▶ **Task**
Extract the full listing below without altering a single character.

▶ **Extracted material**

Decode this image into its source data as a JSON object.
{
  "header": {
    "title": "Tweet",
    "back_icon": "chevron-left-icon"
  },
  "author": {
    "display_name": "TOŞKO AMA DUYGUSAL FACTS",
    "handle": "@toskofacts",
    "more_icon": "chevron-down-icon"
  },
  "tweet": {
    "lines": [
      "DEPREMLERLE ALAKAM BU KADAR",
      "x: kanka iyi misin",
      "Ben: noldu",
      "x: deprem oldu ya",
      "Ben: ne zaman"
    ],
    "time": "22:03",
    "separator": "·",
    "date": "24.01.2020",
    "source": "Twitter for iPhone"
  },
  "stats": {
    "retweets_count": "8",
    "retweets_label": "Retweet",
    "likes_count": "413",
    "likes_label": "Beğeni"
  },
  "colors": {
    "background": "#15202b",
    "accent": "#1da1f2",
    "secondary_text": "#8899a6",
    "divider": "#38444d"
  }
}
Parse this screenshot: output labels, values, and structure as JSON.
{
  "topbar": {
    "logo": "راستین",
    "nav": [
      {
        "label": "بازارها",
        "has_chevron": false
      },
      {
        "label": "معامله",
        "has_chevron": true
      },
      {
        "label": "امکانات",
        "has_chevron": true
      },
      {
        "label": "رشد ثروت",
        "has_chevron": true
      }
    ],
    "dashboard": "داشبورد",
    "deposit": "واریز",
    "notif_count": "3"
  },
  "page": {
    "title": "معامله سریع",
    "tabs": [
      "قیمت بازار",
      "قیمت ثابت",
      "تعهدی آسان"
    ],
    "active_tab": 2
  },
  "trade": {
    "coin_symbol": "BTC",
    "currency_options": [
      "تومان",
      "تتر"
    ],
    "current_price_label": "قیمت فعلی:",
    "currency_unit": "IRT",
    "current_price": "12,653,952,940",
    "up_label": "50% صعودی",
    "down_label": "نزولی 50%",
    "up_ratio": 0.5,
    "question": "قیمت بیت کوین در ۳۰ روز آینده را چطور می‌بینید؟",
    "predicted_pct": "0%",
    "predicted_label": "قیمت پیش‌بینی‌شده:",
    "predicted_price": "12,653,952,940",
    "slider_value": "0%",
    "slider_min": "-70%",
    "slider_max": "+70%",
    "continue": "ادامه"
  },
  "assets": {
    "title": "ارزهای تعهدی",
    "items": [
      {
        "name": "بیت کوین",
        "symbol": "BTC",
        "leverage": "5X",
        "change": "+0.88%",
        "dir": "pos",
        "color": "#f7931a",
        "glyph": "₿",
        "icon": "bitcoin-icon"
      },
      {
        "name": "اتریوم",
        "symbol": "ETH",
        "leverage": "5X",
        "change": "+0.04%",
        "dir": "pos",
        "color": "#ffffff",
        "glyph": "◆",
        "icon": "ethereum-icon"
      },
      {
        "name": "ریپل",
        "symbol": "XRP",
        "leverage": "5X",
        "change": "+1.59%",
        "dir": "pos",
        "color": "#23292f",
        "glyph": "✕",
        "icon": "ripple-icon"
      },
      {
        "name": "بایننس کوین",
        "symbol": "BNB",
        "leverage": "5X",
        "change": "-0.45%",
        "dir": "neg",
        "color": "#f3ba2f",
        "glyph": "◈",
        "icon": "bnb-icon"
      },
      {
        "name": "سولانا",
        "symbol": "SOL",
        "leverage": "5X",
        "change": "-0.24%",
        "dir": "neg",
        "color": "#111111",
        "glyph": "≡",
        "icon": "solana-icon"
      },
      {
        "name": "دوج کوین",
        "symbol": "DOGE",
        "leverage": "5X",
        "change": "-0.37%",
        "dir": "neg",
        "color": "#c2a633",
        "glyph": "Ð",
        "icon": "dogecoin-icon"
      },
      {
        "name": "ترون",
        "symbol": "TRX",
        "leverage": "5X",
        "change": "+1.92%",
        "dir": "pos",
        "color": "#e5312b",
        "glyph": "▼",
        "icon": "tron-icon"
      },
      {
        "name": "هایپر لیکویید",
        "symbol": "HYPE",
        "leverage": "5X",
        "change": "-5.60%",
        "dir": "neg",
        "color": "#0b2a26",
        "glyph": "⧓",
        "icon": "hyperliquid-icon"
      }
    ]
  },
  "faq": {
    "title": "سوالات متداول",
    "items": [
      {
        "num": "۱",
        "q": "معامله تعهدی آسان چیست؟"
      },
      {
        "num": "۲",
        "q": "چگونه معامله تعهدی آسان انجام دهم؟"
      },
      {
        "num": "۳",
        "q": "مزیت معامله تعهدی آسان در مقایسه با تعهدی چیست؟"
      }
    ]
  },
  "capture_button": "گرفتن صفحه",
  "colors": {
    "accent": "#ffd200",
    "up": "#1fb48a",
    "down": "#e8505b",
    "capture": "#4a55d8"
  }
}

▶ **The result**
Decode this image into its source data as a JSON object.
{
  "header": {
    "title": "Tweet",
    "back_icon": "chevron-left-icon"
  },
  "author": {
    "display_name": "TOŞKO AMA DUYGUSAL FACTS",
    "handle": "@toskofacts",
    "more_icon": "chevron-down-icon"
  },
  "tweet": {
    "lines": [
      "DEPREMLERLE ALAKAM BU KADAR",
      "x: kanka iyi misin",
      "Ben: noldu",
      "x: deprem oldu ya",
      "Ben: ne zaman"
    ],
    "time": "22:03",
    "separator": "·",
    "date": "24.01.2020",
    "source": "Twitter for iPhone"
  },
  "stats": {
    "retweets_count": "8",
    "retweets_label": "Retweet",
    "likes_count": "413",
    "likes_label": "Beğeni"
  },
  "colors": {
    "background": "#15202b",
    "accent": "#1da1f2",
    "secondary_text": "#8899a6",
    "divider": "#38444d"
  }
}
Parse this screenshot: output labels, values, and structure as JSON.
{
  "topbar": {
    "logo": "راستین",
    "nav": [
      {
        "label": "بازارها",
        "has_chevron": false
      },
      {
        "label": "معامله",
        "has_chevron": true
      },
      {
        "label": "امکانات",
        "has_chevron": true
      },
      {
        "label": "رشد ثروت",
        "has_chevron": true
      }
    ],
    "dashboard": "داشبورد",
    "deposit": "واریز",
    "notif_count": "3"
  },
  "page": {
    "title": "معامله سریع",
    "tabs": [
      "قیمت بازار",
      "قیمت ثابت",
      "تعهدی آسان"
    ],
    "active_tab": 2
  },
  "trade": {
    "coin_symbol": "BTC",
    "currency_options": [
      "تومان",
      "تتر"
    ],
    "current_price_label": "قیمت فعلی:",
    "currency_unit": "IRT",
    "current_price": "12,653,952,940",
    "up_label": "50% صعودی",
    "down_label": "نزولی 50%",
    "up_ratio": 0.5,
    "question": "قیمت بیت کوین در ۳۰ روز آینده را چطور می‌بینید؟",
    "predicted_pct": "0%",
    "predicted_label": "قیمت پیش‌بینی‌شده:",
    "predicted_price": "12,653,952,940",
    "slider_value": "0%",
    "slider_min": "-70%",
    "slider_max": "+70%",
    "continue": "ادامه"
  },
  "assets": {
    "title": "ارزهای تعهدی",
    "items": [
      {
        "name": "بیت کوین",
        "symbol": "BTC",
        "leverage": "5X",
        "change": "+0.88%",
        "dir": "pos",
        "color": "#f7931a",
        "glyph": "₿",
        "icon": "bitcoin-icon"
      },
      {
        "name": "اتریوم",
        "symbol": "ETH",
        "leverage": "5X",
        "change": "+0.04%",
        "dir": "pos",
        "color": "#ffffff",
        "glyph": "◆",
        "icon": "ethereum-icon"
      },
      {
        "name": "ریپل",
        "symbol": "XRP",
        "leverage": "5X",
        "change": "+1.59%",
        "dir": "pos",
        "color": "#23292f",
        "glyph": "✕",
        "icon": "ripple-icon"
      },
      {
        "name": "بایننس کوین",
        "symbol": "BNB",
        "leverage": "5X",
        "change": "-0.45%",
        "dir": "neg",
        "color": "#f3ba2f",
        "glyph": "◈",
        "icon": "bnb-icon"
      },
      {
        "name": "سولانا",
        "symbol": "SOL",
        "leverage": "5X",
        "change": "-0.24%",
        "dir": "neg",
        "color": "#111111",
        "glyph": "≡",
        "icon": "solana-icon"
      },
      {
        "name": "دوج کوین",
        "symbol": "DOGE",
        "leverage": "5X",
        "change": "-0.37%",
        "dir": "neg",
        "color": "#c2a633",
        "glyph": "Ð",
        "icon": "dogecoin-icon"
      },
      {
        "name": "ترون",
        "symbol": "TRX",
        "leverage": "5X",
        "change": "+1.92%",
        "dir": "pos",
        "color": "#e5312b",
        "glyph": "▼",
        "icon": "tron-icon"
      },
      {
        "name": "هایپر لیکویید",
        "symbol": "HYPE",
        "leverage": "5X",
        "change": "-5.60%",
        "dir": "neg",
        "color": "#0b2a26",
        "glyph": "⧓",
        "icon": "hyperliquid-icon"
      }
    ]
  },
  "faq": {
    "title": "سوالات متداول",
    "items": [
      {
        "num": "۱",
        "q": "معامله تعهدی آسان چیست؟"
      },
      {
        "num": "۲",
        "q": "چگونه معامله تعهدی آسان انجام دهم؟"
      },
      {
        "num": "۳",
        "q": "مزیت معامله تعهدی آسان در مقایسه با تعهدی چیست؟"
      }
    ]
  },
  "capture_button": "گرفتن صفحه",
  "colors": {
    "accent": "#ffd200",
    "up": "#1fb48a",
    "down": "#e8505b",
    "capture": "#4a55d8"
  }
}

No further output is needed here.